■ Document passage

Standards Update, NIST Shell-and-Tools FIPS Workshop

Shane P. McCarron ahby at bungia.bungia.mn.org
Sun Oct 7 00:43:47 AEST 1990


Submitted-by: ahby at bungia.bungia.mn.org (Shane P. McCarron)

In article <13137 at cs.utexas.edu> domo at tsa.co.uk writes:
>Submitted-by: domo at tsa.co.uk (Dominic Dunlop)
>
>While we can wish for an ideal world where standards committees are
>always able quickly to reach a broad consensus based on well-tried
>existing practice, and can deliver a well-rounded document to an
>accepting and grateful public, we have to concern ourself with real
>life.

Dominic says that we have to concern ourselves with real life.  Real life 
is that POSIX.2 Draft 9 is an immature document.  Making it a
procurement specification means that system vendors will have to do a
lot of work that they will, to some extent, just throw away later.
Moreover, this work will be duplicated by every system vendor wanting
to sell into that market.  Also, since there are organizations like
the Open Software Foundation and UNIX System Laboratories producing
reference implementations of the operating system, these vendors could
have not done the work themselves at all!

This economy is development is something that must be taken into
account by the US government, and in fact by any organization
specifying procurement requirements.  These organizations want to
procure something TODAY!  They want it to look like a standard
implementation, but they would probably be just as happy if the
applications that they really need ran.  MS-DOS is not a standard, but
it runs flight-simulator and Lotus.  That's enough for most people.

■ Exercise task
Return the text of the POSIX.2 post between "Shane P. McCarron ahby" and "tsa.co.uk (Dominic Dunlop)", inclusive, copied word for word.

[Layout element entries]

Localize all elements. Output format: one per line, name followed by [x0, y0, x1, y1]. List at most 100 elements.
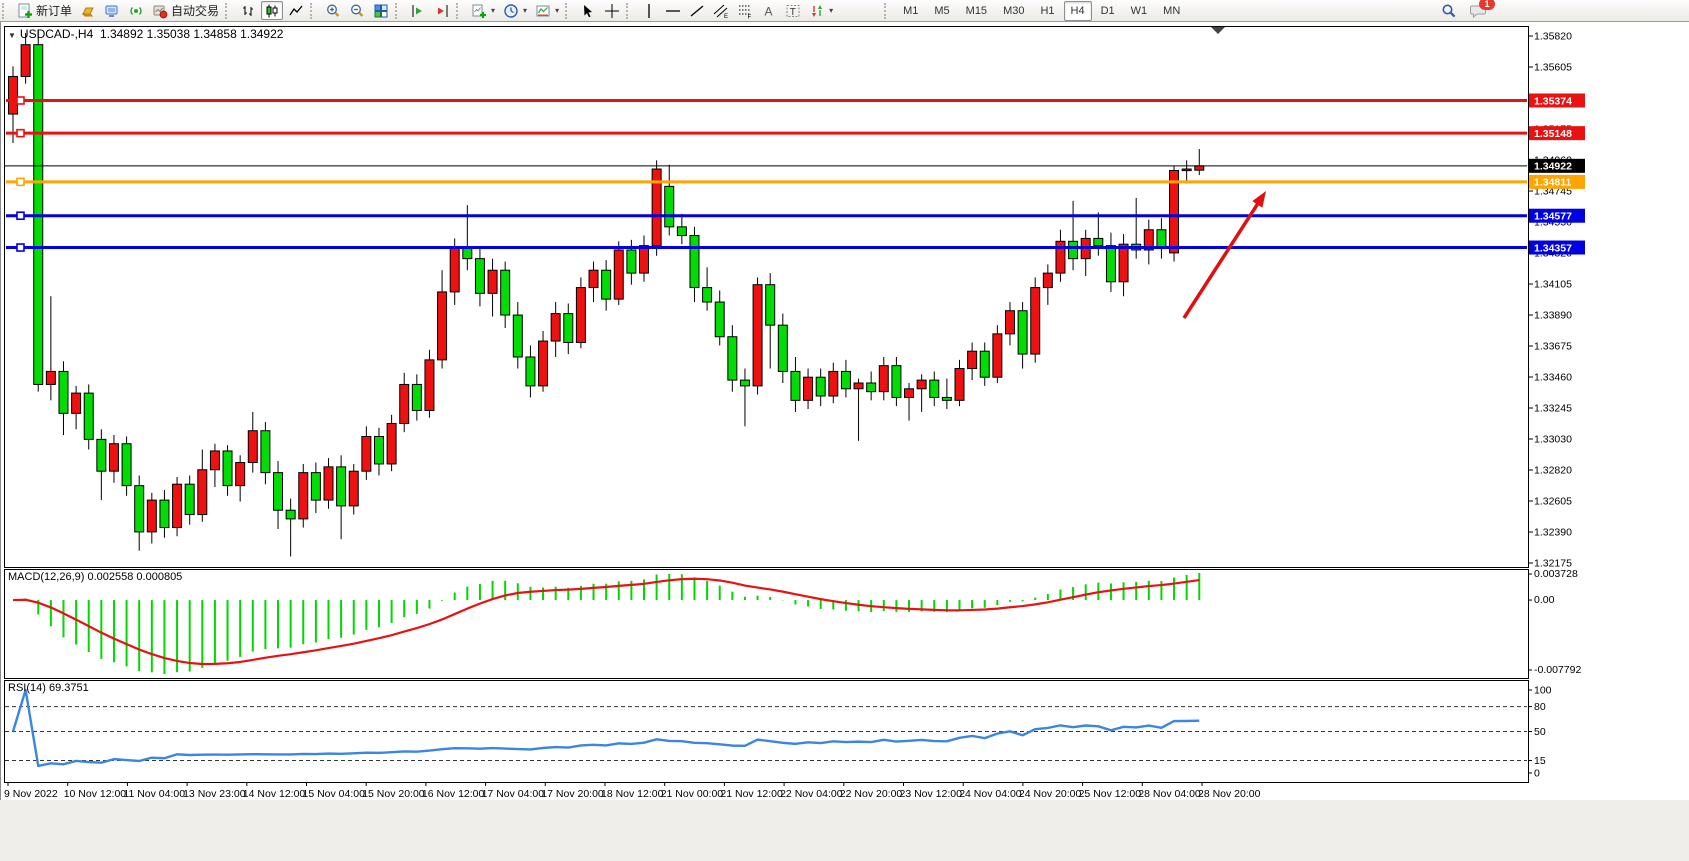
timeframe-button-h4[interactable]: H4 — [1064, 1, 1092, 21]
candle-body — [97, 439, 106, 471]
text-button[interactable]: A — [758, 1, 780, 20]
candle-body — [21, 45, 30, 77]
timeframe-button-d1[interactable]: D1 — [1094, 1, 1122, 21]
notification-badge[interactable]: 1 — [1479, 0, 1495, 10]
macd-indicator-label: MACD(12,26,9) 0.002558 0.000805 — [8, 571, 182, 583]
candle-body — [1005, 311, 1014, 334]
zoom-out-button[interactable] — [346, 1, 368, 20]
tile-windows-button[interactable] — [370, 1, 392, 20]
auto-trading-label: 自动交易 — [171, 2, 219, 19]
line-anchor-handle[interactable] — [17, 178, 24, 185]
toolbar-grip — [225, 3, 234, 19]
auto-scroll-button[interactable] — [431, 1, 453, 20]
candle-body — [614, 250, 623, 299]
candle-body — [867, 383, 876, 392]
new-order-button[interactable]: 新订单 — [14, 1, 75, 20]
new-chart-icon — [471, 3, 487, 19]
signal-button[interactable] — [125, 1, 147, 20]
candle-body — [46, 371, 55, 384]
candle-body — [501, 270, 510, 315]
zoom-in-button[interactable] — [322, 1, 344, 20]
dropdown-caret-icon: ▾ — [491, 6, 495, 15]
screens-button[interactable] — [101, 1, 123, 20]
candle-body — [526, 357, 535, 386]
search-button[interactable] — [1438, 1, 1460, 20]
candle-body — [804, 377, 813, 400]
candle-body — [955, 369, 964, 401]
rsi-pane[interactable] — [5, 681, 1529, 783]
svg-text:T: T — [790, 7, 796, 18]
zoom-in-icon — [325, 3, 341, 19]
notifications-button[interactable]: 1 — [1467, 1, 1490, 20]
horizontal-line-icon — [665, 3, 681, 19]
time-axis-label: 18 Nov 12:00 — [601, 788, 664, 800]
time-axis-label: 17 Nov 20:00 — [541, 788, 604, 800]
auto-trading-button[interactable]: 自动交易 — [149, 1, 222, 20]
horizontal-line-button[interactable] — [662, 1, 684, 20]
auto-scroll-icon — [434, 3, 450, 19]
candle-body — [728, 337, 737, 380]
timeframe-button-m1[interactable]: M1 — [896, 1, 925, 21]
rsi-value: 69.3751 — [49, 682, 89, 694]
candle-body — [84, 393, 93, 439]
trendline-button[interactable] — [686, 1, 708, 20]
text-label-button[interactable]: T — [782, 1, 804, 20]
candle-body — [387, 423, 396, 463]
candle-body — [198, 470, 207, 515]
fibonacci-button[interactable]: F — [734, 1, 756, 20]
price-chart-svg[interactable]: 1.358201.356051.353901.351751.349601.347… — [0, 22, 1689, 861]
periods-button[interactable]: ▾ — [500, 1, 530, 20]
candle-body — [930, 380, 939, 397]
timeframe-group: M1M5M15M30H1H4D1W1MN — [895, 1, 1188, 21]
equidistant-channel-button[interactable]: E — [710, 1, 732, 20]
candlestick-icon — [264, 3, 280, 19]
timeframe-button-m5[interactable]: M5 — [927, 1, 956, 21]
line-chart-icon — [288, 3, 304, 19]
price-tick-label: 1.32605 — [1534, 496, 1572, 508]
candle-body — [475, 259, 484, 294]
toolbar-grip — [456, 3, 465, 19]
line-anchor-handle[interactable] — [17, 130, 24, 137]
line-anchor-handle[interactable] — [17, 212, 24, 219]
macd-name: MACD(12,26,9) — [8, 571, 84, 583]
candle-body — [412, 384, 421, 410]
timeframe-button-w1[interactable]: W1 — [1124, 1, 1155, 21]
candle-body — [740, 380, 749, 386]
dropdown-caret-icon: ▾ — [555, 6, 559, 15]
bar-chart-button[interactable] — [237, 1, 259, 20]
candle-body — [980, 351, 989, 377]
gold-tool-button[interactable] — [77, 1, 99, 20]
new-chart-button[interactable]: ▾ — [468, 1, 498, 20]
timeframe-button-m15[interactable]: M15 — [959, 1, 994, 21]
toolbar-grip — [310, 3, 319, 19]
collapse-chart-icon[interactable]: ▼ — [8, 31, 16, 40]
templates-button[interactable]: ▾ — [532, 1, 562, 20]
timeframe-button-mn[interactable]: MN — [1156, 1, 1187, 21]
cursor-button[interactable] — [577, 1, 599, 20]
line-anchor-handle[interactable] — [17, 244, 24, 251]
candle-body — [892, 366, 901, 398]
candle-body — [400, 384, 409, 423]
candlestick-chart-button[interactable] — [261, 1, 283, 20]
time-axis-label: 21 Nov 12:00 — [720, 788, 783, 800]
chart-title-bar: ▼USDCAD-,H4 1.34892 1.35038 1.34858 1.34… — [8, 27, 283, 41]
line-anchor-handle[interactable] — [17, 97, 24, 104]
arrows-button[interactable]: ▾ — [806, 1, 836, 20]
timeframe-button-m30[interactable]: M30 — [996, 1, 1031, 21]
chart-shift-button[interactable] — [407, 1, 429, 20]
price-tick-label: 1.32390 — [1534, 527, 1572, 539]
svg-text:F: F — [748, 14, 752, 19]
toolbar-grip — [395, 3, 404, 19]
candle-body — [968, 351, 977, 368]
crosshair-button[interactable] — [601, 1, 623, 20]
vertical-line-button[interactable] — [638, 1, 660, 20]
time-axis-label: 24 Nov 04:00 — [959, 788, 1022, 800]
time-axis-label: 22 Nov 20:00 — [840, 788, 903, 800]
timeframe-button-h1[interactable]: H1 — [1033, 1, 1061, 21]
candle-body — [753, 285, 762, 386]
template-icon — [535, 3, 551, 19]
candle-body — [362, 436, 371, 471]
price-tick-label: 1.35605 — [1534, 62, 1572, 74]
candle-body — [1119, 244, 1128, 282]
line-chart-button[interactable] — [285, 1, 307, 20]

■ Expected output
Shane P. McCarron ahby at bungia.bungia.mn.org
Sun Oct 7 00:43:47 AEST 1990


Submitted-by: ahby at bungia.bungia.mn.org (Shane P. McCarron)

In article <13137 at cs.utexas.edu> domo at tsa.co.uk writes:
>Submitted-by: domo at tsa.co.uk (Dominic Dunlop)